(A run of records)

## Begin

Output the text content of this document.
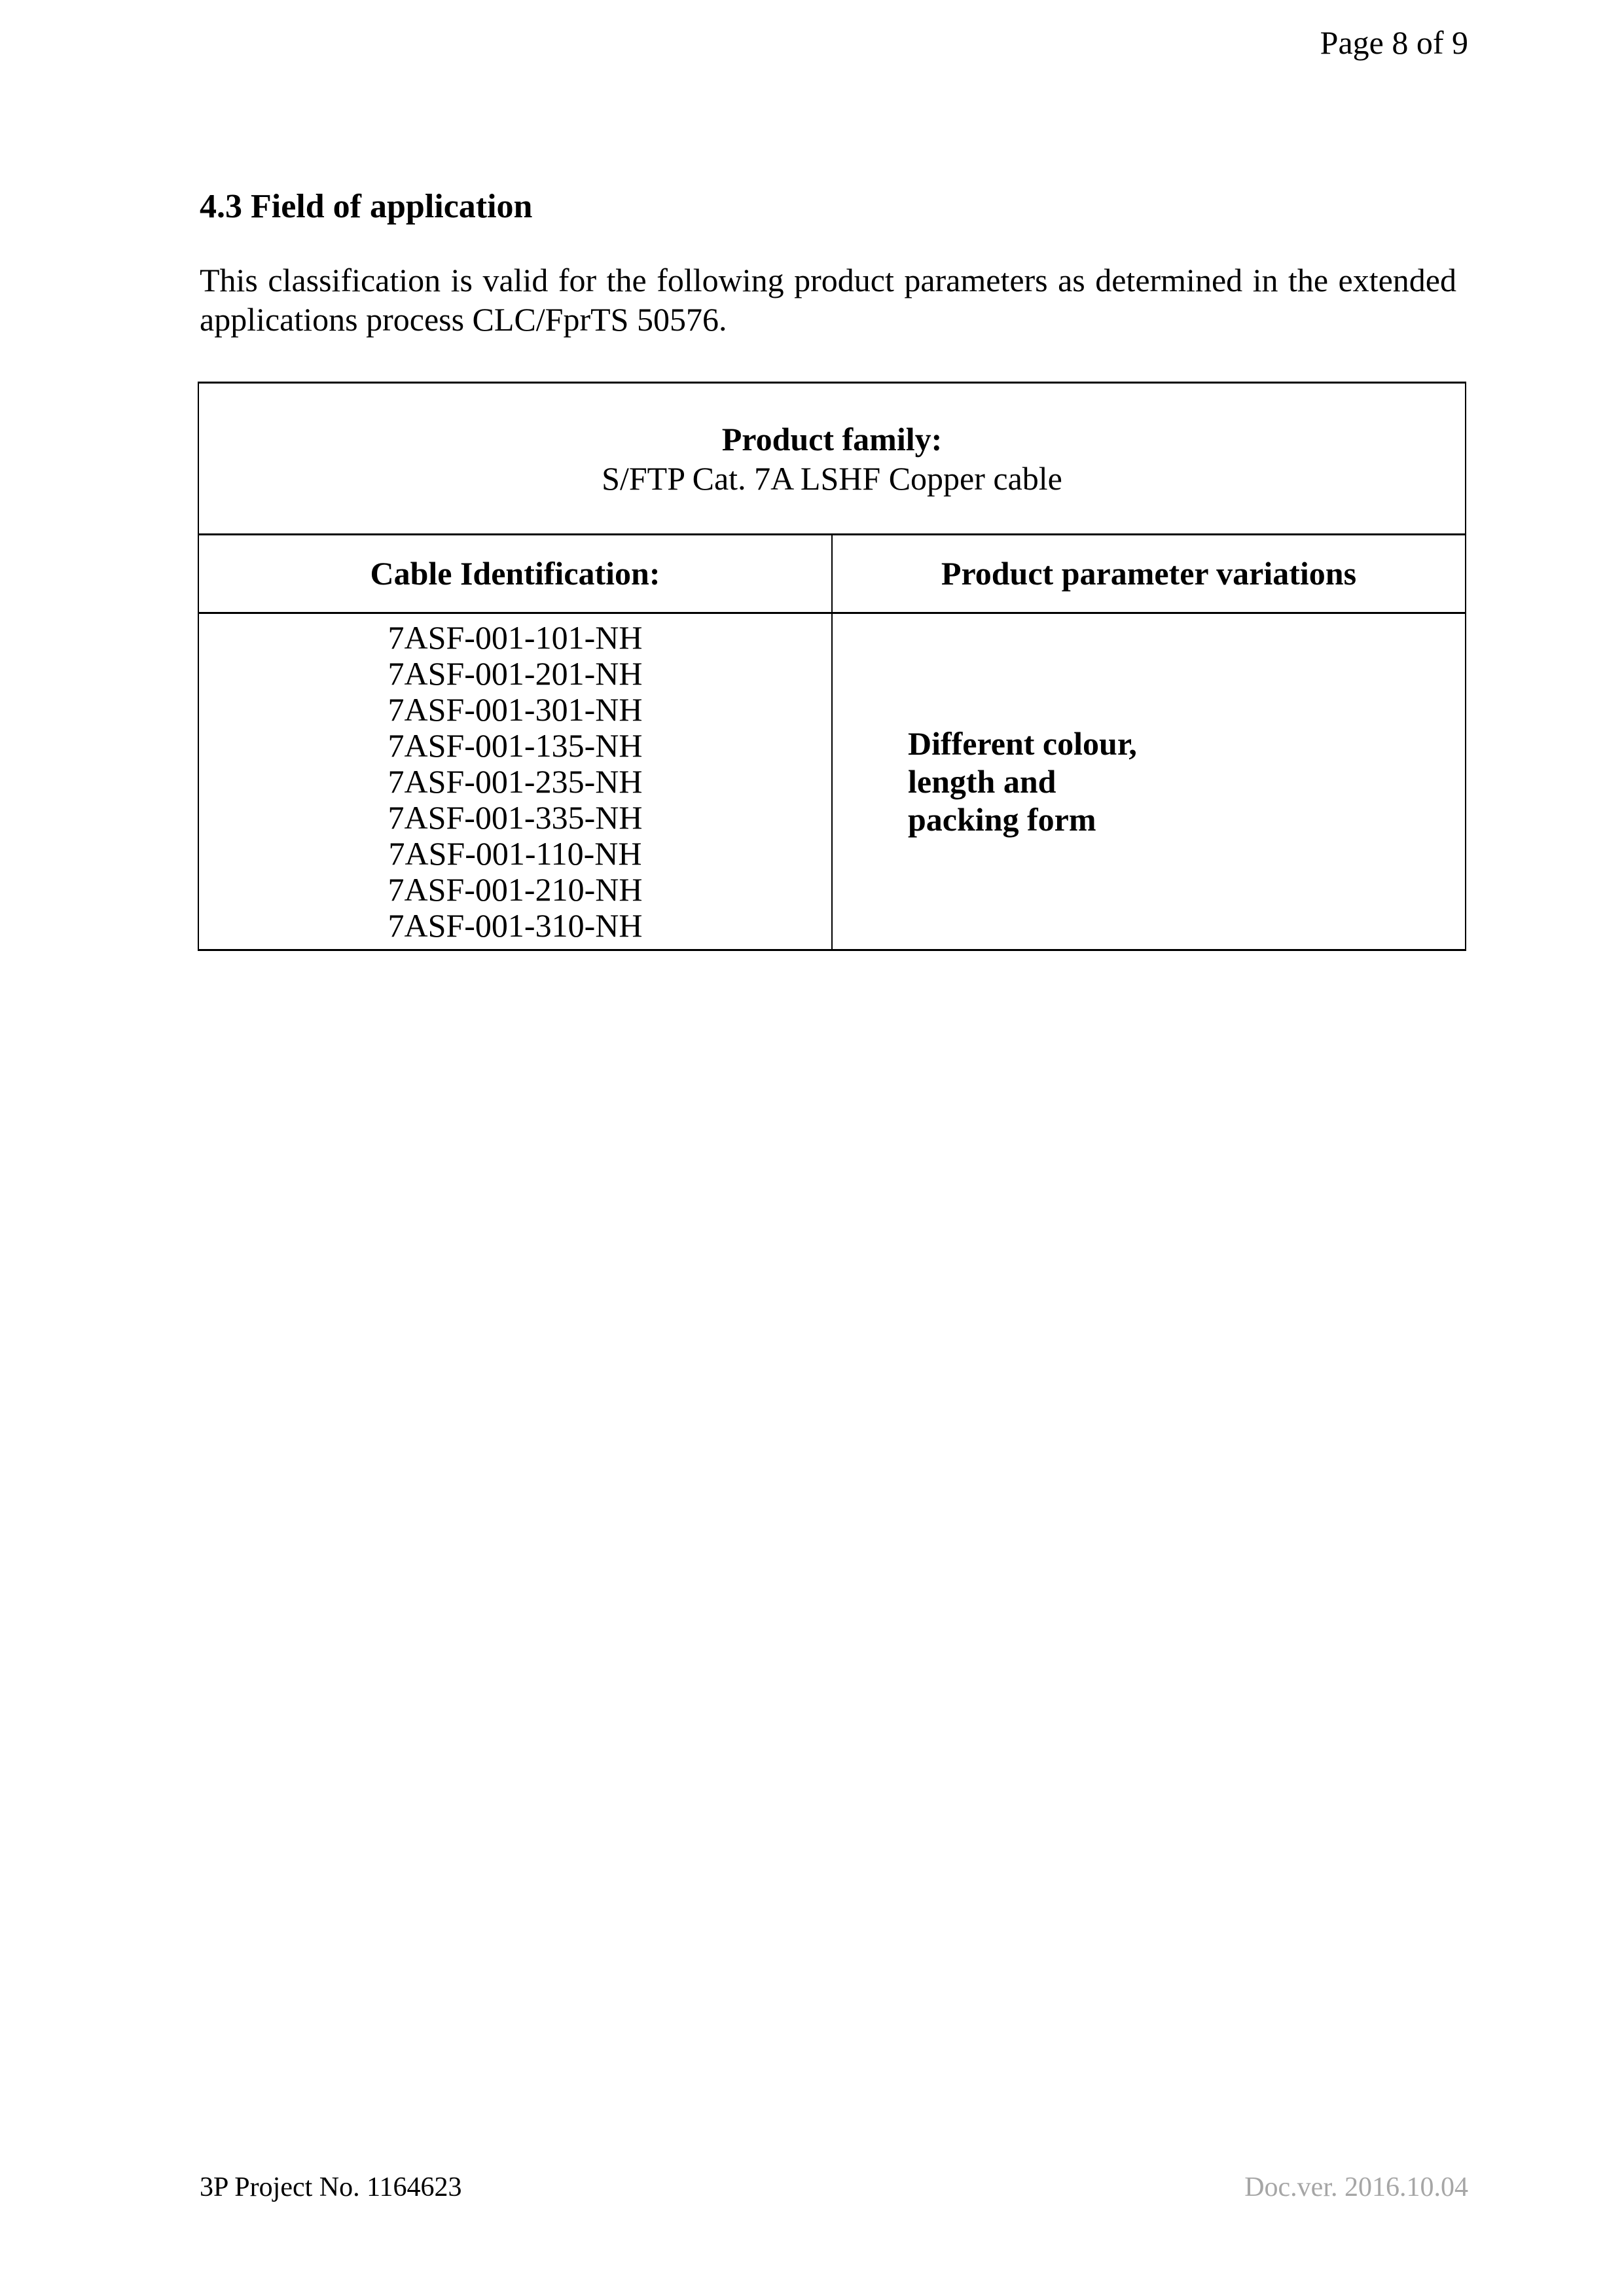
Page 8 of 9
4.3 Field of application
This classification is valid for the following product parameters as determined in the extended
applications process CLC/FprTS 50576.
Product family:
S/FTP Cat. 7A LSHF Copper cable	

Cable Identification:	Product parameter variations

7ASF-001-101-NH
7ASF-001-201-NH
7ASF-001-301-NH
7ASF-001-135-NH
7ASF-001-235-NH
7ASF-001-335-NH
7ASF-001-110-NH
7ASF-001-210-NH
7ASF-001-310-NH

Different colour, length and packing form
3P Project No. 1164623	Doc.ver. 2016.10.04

## End
## Begin

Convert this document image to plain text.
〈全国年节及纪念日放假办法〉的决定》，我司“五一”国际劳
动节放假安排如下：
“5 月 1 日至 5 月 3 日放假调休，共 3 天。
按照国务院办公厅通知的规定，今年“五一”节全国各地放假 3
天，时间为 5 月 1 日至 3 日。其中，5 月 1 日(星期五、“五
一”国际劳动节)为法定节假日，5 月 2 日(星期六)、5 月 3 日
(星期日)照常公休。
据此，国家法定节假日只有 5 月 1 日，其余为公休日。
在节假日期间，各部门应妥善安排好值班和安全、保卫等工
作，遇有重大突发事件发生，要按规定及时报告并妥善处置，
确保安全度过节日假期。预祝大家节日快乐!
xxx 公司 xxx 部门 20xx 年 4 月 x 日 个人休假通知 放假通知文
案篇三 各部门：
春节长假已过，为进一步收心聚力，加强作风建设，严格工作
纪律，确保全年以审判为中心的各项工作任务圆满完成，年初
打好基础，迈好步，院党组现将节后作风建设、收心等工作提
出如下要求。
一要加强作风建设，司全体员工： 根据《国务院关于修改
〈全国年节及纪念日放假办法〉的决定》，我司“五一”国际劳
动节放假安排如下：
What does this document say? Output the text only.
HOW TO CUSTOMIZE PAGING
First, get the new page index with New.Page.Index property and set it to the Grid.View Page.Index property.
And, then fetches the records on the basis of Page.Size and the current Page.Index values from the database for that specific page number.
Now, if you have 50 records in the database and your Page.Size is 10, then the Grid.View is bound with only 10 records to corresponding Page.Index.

## End
## Begin

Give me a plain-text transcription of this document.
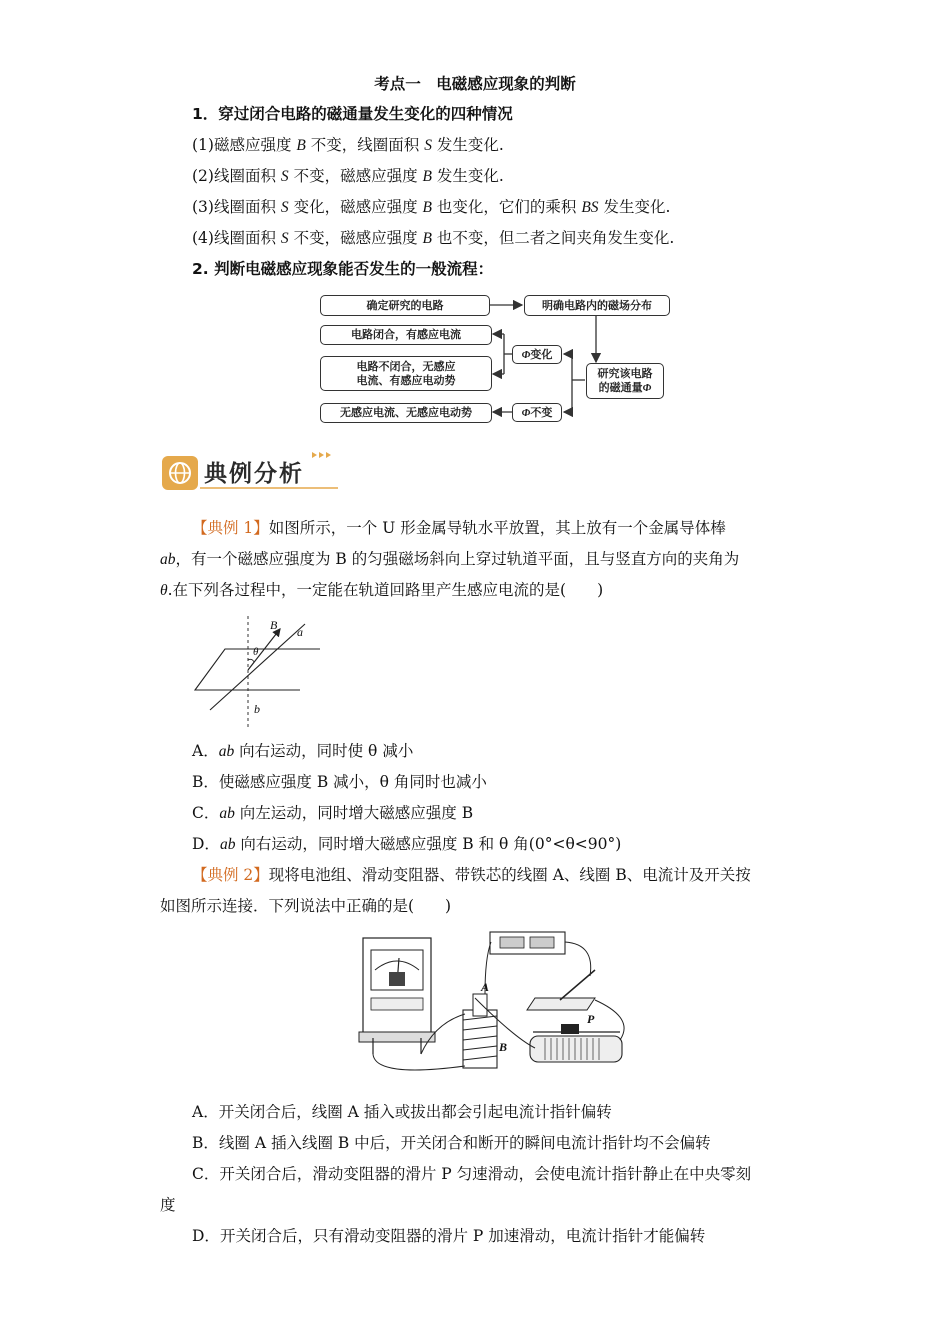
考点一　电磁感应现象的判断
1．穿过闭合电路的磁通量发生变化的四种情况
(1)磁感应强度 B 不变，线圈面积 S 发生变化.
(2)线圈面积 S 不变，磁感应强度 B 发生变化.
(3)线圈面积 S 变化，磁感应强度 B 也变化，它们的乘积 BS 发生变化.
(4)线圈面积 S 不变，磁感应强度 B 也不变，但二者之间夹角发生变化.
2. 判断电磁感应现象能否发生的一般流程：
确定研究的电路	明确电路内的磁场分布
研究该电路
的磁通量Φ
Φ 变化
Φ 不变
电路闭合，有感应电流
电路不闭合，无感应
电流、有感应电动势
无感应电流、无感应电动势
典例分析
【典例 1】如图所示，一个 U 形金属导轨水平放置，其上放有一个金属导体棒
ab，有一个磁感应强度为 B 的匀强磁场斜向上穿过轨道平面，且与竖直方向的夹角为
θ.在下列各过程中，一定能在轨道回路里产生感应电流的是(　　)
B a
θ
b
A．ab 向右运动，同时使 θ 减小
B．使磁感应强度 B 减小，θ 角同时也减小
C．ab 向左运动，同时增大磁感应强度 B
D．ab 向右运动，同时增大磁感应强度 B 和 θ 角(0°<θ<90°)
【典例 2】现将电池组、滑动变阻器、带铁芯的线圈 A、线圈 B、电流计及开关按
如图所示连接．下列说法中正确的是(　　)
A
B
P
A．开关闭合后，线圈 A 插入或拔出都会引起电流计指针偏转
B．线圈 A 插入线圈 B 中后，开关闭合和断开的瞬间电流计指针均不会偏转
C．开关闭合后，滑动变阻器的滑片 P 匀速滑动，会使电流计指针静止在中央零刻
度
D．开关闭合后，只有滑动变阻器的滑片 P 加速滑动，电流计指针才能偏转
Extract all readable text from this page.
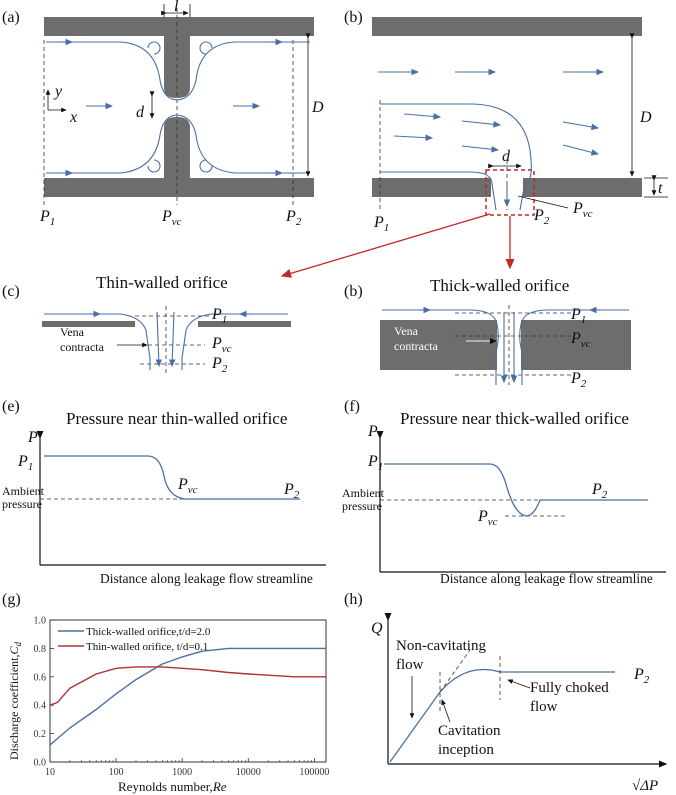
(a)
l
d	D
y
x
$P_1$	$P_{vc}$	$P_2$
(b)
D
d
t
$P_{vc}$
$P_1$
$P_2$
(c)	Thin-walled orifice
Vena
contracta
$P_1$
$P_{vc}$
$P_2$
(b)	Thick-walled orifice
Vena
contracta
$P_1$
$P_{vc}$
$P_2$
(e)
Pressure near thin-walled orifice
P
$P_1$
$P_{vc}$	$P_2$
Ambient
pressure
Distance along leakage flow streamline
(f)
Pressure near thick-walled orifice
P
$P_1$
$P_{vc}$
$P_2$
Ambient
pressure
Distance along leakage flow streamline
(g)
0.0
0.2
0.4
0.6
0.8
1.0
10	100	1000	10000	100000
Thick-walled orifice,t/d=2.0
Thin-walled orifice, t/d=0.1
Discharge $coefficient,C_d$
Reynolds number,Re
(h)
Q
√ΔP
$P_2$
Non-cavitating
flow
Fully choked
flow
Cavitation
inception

## End

## WORK TO COMPLETE:
Using the listing above, show every line that includes the string "text".

## EXPECTED ANSWER:
Output the text content of this document.
Convert this document image to plain text.
What does this document say? Output the text only.
Give me a plain-text transcription of this document.
Extract all readable text from this page.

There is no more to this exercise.